--- START Dataset excerpts ---

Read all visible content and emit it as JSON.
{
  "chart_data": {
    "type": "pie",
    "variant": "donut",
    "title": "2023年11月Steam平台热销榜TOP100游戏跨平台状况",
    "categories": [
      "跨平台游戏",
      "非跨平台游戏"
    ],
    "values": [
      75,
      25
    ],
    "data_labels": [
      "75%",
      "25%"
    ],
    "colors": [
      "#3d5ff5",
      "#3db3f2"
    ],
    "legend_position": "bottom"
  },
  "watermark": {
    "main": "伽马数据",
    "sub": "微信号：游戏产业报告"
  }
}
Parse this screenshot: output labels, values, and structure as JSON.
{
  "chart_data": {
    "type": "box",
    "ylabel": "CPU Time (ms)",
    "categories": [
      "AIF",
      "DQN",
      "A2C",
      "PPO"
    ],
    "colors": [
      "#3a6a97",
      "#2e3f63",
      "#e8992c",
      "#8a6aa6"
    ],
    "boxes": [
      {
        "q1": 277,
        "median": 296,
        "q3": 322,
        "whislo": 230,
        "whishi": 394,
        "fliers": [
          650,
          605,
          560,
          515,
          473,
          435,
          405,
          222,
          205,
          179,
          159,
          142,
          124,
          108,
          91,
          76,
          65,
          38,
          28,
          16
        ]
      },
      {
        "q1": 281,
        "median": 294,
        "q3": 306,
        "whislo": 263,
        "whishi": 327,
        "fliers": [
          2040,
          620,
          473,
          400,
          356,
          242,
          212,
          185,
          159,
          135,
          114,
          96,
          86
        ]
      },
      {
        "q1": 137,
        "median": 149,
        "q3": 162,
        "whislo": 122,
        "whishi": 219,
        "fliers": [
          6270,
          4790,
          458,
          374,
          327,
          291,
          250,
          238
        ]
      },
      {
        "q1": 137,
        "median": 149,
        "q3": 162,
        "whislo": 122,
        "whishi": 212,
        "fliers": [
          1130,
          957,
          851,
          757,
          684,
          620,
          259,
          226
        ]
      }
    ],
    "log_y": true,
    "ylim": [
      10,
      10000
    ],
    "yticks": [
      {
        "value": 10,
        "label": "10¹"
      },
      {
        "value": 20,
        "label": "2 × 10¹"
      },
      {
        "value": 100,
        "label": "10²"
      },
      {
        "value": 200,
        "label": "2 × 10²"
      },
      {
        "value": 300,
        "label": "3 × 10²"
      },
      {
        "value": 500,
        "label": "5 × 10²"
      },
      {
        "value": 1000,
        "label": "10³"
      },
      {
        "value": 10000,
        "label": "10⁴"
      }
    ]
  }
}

--- END Dataset excerpts ---

The task:
Identify and extract each line of the listing that contains "values".

Task response:
    "values": [
Parse this screenshot: output labels, values, and structure as JSON.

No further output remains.